TASK INSTRUCTIONS: Examine the material below. Gather every line in which the string "pour" appears.

--------------------------------------------------

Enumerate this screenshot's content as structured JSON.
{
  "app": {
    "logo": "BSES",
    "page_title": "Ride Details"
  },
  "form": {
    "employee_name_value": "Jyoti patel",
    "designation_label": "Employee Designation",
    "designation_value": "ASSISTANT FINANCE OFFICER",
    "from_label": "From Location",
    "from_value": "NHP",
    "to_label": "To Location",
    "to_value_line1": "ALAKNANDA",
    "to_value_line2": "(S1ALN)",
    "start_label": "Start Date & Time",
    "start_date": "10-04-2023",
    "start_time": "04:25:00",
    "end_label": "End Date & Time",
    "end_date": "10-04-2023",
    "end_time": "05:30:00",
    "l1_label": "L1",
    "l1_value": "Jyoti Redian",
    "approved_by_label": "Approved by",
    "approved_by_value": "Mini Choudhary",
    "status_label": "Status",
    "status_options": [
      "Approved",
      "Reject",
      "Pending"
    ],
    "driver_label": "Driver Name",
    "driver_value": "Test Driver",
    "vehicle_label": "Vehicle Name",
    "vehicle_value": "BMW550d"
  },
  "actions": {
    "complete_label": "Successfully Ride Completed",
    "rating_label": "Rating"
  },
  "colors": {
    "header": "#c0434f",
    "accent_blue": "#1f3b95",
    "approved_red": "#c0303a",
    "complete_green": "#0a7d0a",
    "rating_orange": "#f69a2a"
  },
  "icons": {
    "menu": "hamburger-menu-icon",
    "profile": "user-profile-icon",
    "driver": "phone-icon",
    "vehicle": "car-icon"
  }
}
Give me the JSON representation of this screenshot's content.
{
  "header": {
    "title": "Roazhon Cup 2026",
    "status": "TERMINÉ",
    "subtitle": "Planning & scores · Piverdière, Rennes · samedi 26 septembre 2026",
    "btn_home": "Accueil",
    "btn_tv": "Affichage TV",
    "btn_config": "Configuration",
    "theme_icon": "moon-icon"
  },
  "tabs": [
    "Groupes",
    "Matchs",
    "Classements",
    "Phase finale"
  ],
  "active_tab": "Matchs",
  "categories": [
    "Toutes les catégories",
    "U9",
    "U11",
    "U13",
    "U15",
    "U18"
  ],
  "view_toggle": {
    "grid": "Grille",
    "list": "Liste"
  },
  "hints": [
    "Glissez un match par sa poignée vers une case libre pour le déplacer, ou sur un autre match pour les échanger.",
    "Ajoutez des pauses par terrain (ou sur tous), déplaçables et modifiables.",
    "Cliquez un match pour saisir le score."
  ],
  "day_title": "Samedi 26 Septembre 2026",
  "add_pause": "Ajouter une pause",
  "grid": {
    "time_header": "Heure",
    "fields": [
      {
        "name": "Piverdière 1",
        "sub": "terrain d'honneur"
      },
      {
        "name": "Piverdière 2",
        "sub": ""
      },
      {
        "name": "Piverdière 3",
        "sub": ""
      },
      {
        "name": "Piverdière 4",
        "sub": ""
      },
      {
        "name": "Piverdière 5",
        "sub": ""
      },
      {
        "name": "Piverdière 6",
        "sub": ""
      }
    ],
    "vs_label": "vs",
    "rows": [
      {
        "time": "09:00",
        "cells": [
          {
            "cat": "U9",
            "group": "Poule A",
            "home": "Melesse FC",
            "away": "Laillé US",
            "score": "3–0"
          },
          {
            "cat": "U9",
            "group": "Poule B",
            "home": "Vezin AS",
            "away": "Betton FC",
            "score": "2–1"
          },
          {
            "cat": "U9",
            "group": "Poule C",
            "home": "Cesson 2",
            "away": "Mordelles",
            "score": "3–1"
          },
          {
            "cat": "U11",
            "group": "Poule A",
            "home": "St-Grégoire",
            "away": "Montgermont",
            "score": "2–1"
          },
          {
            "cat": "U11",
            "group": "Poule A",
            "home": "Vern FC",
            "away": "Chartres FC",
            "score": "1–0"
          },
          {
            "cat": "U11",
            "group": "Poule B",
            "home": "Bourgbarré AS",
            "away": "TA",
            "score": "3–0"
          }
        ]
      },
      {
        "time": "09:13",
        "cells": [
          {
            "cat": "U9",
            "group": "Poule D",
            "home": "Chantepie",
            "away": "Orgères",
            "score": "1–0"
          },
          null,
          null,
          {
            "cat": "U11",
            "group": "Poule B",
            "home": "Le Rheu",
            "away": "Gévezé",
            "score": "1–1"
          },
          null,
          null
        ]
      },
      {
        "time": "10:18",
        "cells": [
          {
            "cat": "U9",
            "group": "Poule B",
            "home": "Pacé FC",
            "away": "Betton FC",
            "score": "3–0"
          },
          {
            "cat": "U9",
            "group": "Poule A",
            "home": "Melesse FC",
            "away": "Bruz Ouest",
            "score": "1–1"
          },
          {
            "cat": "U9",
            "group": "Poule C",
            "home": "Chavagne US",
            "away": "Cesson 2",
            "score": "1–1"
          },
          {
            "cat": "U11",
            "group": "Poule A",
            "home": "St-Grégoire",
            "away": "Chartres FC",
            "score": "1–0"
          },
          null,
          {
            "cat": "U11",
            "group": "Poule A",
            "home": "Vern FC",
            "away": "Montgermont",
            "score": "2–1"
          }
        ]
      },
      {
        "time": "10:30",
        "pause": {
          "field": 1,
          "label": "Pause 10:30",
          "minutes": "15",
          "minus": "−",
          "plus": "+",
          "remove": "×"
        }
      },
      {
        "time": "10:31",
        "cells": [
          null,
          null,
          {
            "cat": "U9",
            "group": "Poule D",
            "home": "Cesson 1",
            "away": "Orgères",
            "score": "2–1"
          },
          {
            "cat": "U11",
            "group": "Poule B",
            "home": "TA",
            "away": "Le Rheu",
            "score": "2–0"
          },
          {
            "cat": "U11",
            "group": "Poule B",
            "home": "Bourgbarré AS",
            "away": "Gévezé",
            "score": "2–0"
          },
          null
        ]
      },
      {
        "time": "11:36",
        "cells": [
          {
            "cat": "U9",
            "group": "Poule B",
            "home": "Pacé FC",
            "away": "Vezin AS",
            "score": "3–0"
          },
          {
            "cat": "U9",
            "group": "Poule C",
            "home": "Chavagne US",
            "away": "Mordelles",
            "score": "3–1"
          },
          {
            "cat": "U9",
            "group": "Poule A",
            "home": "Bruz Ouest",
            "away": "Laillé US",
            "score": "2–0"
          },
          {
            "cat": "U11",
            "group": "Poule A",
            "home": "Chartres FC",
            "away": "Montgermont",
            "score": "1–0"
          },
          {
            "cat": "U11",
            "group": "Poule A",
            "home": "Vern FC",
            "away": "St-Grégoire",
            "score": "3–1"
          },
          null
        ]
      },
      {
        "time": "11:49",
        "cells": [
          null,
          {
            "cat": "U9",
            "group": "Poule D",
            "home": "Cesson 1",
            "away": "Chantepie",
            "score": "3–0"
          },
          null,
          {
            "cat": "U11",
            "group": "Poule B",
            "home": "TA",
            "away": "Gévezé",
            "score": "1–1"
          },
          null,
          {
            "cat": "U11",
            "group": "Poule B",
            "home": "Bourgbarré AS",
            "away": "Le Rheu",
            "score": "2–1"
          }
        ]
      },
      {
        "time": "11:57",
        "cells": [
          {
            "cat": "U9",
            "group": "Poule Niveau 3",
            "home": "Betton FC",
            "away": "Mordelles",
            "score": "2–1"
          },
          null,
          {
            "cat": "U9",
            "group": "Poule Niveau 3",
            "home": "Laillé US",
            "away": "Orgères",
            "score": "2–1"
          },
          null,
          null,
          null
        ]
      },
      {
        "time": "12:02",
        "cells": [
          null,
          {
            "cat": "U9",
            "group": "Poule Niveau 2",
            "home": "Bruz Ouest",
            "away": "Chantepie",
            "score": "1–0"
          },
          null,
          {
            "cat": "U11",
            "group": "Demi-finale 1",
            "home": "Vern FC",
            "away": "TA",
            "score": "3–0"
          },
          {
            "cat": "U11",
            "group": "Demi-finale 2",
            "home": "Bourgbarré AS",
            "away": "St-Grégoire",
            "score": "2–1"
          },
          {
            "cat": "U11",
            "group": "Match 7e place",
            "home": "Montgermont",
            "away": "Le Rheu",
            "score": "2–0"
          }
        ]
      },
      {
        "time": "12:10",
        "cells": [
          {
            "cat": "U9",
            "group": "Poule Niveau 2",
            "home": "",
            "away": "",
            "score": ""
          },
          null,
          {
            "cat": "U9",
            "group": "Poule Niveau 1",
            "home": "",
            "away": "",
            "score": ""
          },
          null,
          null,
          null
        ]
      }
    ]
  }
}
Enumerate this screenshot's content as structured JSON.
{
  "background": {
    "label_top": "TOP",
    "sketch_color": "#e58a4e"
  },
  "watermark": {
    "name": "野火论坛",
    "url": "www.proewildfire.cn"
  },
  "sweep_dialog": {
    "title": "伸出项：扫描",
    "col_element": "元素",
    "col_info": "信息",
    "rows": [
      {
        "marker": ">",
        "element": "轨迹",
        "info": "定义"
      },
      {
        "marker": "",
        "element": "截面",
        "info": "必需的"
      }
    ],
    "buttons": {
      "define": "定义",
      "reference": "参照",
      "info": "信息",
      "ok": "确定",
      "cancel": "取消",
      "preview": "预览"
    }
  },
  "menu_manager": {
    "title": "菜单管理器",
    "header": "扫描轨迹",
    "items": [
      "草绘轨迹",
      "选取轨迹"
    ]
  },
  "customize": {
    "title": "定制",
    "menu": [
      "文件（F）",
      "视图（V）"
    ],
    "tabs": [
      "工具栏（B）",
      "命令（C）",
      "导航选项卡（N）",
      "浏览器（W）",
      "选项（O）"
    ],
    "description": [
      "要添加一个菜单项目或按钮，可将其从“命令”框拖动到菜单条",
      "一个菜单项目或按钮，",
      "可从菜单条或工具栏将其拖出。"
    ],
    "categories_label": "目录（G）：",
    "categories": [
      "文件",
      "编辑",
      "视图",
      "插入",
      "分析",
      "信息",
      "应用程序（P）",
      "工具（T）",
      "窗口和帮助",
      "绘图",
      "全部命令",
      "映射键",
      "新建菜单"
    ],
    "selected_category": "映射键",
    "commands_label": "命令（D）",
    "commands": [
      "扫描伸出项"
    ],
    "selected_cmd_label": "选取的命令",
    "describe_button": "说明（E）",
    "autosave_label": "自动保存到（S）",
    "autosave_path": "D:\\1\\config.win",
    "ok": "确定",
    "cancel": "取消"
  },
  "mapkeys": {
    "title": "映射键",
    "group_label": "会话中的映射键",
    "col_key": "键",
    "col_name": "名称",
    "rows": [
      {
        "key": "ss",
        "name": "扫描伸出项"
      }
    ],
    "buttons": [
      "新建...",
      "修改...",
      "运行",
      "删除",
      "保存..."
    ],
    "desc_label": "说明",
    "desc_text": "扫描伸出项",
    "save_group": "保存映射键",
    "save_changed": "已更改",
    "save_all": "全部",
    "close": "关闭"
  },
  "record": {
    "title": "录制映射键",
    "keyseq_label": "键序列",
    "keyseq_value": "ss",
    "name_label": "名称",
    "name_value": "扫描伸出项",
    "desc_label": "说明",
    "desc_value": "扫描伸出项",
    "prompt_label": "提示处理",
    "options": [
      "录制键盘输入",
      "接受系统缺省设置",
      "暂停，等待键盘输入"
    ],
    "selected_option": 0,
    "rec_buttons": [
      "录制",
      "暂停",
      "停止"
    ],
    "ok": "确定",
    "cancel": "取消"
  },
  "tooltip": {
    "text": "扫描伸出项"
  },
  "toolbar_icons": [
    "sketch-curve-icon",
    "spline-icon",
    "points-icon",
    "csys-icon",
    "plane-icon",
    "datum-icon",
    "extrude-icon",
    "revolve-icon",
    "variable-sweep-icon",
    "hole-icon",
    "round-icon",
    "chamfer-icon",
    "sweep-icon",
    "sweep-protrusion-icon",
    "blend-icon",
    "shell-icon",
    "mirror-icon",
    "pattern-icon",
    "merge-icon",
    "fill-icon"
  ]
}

--------------------------------------------------

RESULT OF THE TASK:
    "Glissez un match par sa poignée vers une case libre pour le déplacer, ou sur un autre match pour les échanger.",
    "Cliquez un match pour saisir le score."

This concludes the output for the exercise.